» **Task**
Pick every line with "Graphics" from the material below.

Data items
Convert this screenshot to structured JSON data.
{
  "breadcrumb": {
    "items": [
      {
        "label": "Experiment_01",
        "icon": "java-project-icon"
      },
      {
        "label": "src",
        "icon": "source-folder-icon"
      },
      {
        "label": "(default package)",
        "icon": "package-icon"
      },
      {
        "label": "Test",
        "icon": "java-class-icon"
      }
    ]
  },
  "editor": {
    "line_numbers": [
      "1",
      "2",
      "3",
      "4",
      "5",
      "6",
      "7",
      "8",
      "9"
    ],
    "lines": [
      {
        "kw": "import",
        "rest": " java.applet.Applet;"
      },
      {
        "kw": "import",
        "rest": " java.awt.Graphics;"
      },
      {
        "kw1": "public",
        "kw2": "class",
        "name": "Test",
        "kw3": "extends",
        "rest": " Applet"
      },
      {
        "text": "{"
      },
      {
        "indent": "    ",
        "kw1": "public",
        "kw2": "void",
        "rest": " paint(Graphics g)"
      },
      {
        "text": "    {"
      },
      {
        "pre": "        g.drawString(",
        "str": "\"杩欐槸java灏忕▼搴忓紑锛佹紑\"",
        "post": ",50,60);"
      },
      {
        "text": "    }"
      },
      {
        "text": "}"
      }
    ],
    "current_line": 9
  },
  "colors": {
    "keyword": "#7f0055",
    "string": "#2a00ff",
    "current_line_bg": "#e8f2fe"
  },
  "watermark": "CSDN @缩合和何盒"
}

» **Written answer**
        "rest": " java.awt.Graphics;"
        "rest": " paint(Graphics g)"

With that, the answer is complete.